- MATERIAL TO PROCESS
:::

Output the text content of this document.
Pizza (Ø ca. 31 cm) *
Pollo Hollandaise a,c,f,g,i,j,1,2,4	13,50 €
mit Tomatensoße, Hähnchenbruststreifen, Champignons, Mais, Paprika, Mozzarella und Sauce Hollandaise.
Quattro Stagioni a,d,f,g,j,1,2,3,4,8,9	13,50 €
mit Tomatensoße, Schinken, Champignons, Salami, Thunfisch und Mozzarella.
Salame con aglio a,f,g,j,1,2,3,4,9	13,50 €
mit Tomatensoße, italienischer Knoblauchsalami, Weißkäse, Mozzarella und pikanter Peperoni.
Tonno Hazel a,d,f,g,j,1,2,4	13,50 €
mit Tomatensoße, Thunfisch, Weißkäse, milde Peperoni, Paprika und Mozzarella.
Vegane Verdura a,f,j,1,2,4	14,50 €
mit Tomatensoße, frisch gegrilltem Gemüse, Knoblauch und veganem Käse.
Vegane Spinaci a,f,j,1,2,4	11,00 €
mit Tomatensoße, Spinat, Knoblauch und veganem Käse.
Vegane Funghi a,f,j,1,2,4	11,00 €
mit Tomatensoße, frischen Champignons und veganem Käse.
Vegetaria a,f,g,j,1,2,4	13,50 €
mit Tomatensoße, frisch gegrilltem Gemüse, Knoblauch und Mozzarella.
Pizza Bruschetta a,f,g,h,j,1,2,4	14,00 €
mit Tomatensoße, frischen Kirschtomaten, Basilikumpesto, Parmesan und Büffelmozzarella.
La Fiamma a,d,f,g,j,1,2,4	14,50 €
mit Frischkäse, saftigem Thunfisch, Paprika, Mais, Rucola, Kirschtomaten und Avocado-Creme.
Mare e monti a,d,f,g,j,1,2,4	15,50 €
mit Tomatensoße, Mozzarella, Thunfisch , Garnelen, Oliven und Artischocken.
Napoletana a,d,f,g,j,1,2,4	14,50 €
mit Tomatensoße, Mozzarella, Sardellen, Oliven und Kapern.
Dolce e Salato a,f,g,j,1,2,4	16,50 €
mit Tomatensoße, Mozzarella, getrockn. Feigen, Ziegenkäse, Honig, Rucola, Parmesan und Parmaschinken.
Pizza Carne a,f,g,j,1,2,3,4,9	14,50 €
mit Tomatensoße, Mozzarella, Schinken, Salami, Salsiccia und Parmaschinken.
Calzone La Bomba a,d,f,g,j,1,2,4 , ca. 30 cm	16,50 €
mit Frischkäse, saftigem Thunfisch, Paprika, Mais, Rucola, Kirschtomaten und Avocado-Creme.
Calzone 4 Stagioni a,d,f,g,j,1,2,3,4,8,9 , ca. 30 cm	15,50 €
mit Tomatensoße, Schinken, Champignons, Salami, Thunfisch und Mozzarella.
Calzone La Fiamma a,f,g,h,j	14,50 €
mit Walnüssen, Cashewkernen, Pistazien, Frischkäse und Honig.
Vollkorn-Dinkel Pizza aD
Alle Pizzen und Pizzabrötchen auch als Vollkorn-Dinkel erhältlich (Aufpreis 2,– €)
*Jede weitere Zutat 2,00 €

:::

- GIVEN INSTRUCTION
Each line above that includes "Fiamma" counts once; state the total and nothing more.

- WRITTEN SOLUTION
2